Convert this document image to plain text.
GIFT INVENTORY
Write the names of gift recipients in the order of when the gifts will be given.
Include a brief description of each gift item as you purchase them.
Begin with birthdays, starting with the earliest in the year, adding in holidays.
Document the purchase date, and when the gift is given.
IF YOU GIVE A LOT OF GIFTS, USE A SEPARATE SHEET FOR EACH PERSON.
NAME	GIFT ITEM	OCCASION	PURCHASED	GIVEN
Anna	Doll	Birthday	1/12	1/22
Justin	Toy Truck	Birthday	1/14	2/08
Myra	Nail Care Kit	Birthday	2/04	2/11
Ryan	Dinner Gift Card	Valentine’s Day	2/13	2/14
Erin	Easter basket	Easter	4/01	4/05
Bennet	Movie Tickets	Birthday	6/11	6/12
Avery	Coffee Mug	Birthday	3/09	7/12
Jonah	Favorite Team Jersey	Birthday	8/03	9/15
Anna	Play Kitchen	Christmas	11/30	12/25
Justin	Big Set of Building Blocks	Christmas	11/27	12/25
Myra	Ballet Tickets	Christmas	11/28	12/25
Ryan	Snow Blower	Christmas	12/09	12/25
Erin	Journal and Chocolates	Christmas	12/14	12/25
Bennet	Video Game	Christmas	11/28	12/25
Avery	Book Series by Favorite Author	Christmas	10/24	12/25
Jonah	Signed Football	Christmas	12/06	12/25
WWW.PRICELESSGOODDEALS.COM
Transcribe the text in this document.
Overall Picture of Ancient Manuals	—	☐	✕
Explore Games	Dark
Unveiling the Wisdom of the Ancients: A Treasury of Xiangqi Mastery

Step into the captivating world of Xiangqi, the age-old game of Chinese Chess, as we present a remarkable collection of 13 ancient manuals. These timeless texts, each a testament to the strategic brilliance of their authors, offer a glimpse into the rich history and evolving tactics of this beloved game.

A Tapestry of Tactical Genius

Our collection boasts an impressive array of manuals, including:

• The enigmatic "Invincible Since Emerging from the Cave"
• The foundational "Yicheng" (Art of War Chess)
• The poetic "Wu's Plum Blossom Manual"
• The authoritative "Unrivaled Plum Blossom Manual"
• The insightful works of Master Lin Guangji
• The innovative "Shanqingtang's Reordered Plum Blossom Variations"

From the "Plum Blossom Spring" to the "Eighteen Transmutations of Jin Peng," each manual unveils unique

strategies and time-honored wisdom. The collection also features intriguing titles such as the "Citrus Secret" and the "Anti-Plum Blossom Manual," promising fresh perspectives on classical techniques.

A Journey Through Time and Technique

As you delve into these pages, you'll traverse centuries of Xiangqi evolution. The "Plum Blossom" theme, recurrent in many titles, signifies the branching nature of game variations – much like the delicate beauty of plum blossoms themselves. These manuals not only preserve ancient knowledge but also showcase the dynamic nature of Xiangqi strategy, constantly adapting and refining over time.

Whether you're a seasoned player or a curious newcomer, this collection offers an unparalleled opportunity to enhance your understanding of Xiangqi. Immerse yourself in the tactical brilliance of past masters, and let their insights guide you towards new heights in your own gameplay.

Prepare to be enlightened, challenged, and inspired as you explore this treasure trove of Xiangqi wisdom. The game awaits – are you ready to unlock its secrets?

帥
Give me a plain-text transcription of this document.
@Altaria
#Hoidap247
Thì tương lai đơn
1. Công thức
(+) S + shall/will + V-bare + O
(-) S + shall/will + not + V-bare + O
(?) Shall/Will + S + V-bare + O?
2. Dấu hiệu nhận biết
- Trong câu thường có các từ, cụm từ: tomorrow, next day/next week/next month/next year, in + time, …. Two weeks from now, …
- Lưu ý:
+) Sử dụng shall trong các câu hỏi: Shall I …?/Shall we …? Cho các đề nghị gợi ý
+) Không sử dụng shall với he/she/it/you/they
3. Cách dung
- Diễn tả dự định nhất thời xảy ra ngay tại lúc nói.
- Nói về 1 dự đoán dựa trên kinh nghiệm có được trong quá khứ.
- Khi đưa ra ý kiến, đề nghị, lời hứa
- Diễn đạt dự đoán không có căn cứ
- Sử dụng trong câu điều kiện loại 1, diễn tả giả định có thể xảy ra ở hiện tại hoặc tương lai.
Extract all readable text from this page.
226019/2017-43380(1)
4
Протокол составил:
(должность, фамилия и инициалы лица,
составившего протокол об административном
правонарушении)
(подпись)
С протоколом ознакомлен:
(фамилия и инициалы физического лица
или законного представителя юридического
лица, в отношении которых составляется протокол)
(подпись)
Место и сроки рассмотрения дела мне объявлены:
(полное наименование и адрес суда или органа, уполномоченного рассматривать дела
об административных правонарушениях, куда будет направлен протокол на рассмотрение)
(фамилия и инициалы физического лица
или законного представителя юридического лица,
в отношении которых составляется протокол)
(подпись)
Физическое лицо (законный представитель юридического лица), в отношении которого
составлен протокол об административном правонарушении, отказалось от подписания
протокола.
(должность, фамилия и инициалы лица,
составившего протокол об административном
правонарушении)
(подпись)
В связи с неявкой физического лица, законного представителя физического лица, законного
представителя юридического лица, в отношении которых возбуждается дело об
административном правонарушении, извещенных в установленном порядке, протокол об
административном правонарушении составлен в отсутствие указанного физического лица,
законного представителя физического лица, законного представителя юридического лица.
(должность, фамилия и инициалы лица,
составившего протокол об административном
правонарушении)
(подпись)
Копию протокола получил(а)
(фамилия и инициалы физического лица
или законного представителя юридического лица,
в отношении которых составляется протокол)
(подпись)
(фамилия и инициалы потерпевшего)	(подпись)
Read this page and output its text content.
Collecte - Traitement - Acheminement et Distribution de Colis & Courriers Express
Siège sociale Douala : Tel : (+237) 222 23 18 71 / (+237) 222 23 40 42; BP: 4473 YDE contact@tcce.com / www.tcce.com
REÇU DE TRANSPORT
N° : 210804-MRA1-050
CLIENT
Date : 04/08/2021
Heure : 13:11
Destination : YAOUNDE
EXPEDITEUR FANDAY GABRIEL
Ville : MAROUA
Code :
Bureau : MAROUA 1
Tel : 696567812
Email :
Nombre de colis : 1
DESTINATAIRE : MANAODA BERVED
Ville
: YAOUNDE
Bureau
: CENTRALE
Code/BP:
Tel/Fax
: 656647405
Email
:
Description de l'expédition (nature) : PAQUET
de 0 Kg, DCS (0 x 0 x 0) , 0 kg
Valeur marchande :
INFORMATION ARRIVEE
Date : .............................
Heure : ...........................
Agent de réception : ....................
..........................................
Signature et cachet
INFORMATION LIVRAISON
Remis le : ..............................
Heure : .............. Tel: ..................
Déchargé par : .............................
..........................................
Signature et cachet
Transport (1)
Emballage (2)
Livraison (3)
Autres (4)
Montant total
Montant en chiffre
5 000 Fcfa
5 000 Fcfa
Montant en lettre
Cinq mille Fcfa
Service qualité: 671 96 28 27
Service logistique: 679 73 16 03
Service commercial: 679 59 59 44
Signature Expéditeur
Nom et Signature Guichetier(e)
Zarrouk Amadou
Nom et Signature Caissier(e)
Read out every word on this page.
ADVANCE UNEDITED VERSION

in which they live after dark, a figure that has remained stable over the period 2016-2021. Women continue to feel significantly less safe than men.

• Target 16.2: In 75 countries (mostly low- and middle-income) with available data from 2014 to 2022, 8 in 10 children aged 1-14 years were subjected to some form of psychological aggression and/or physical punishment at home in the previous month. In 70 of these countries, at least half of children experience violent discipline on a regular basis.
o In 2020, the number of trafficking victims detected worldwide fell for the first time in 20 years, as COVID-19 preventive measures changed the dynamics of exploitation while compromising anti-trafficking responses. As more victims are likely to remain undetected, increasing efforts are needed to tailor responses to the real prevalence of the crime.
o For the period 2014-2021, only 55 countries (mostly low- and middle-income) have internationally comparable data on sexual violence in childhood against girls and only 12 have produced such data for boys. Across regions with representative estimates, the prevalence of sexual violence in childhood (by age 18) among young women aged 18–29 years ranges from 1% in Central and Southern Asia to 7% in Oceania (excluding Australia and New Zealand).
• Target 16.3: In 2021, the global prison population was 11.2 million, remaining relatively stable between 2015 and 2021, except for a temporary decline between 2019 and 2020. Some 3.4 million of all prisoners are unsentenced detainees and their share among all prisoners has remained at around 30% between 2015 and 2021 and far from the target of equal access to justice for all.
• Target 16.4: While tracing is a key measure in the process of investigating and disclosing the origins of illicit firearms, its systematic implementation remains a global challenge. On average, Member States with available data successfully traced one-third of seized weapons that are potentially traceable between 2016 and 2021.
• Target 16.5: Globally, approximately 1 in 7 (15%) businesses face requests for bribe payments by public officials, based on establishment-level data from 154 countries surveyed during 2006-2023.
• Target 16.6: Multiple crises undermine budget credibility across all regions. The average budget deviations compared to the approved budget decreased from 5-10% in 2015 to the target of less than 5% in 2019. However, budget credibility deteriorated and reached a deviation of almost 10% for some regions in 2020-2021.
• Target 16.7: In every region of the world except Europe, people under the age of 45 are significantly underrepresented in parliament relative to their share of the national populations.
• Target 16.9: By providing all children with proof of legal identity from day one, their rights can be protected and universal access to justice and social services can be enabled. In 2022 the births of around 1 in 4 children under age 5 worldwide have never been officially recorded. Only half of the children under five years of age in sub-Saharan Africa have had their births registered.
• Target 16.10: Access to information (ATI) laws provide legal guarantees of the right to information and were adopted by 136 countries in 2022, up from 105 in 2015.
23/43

## What is needed
Go through the records and show every line with the string "that" in it.

## Solution for this problem
in which they live after dark, a figure that has remained stable over the period 2016-2021. Women continue to feel significantly less safe than men.
• Target 16.4: While tracing is a key measure in the process of investigating and disclosing the origins of illicit firearms, its systematic implementation remains a global challenge. On average, Member States with available data successfully traced one-third of seized weapons that are potentially traceable between 2016 and 2021.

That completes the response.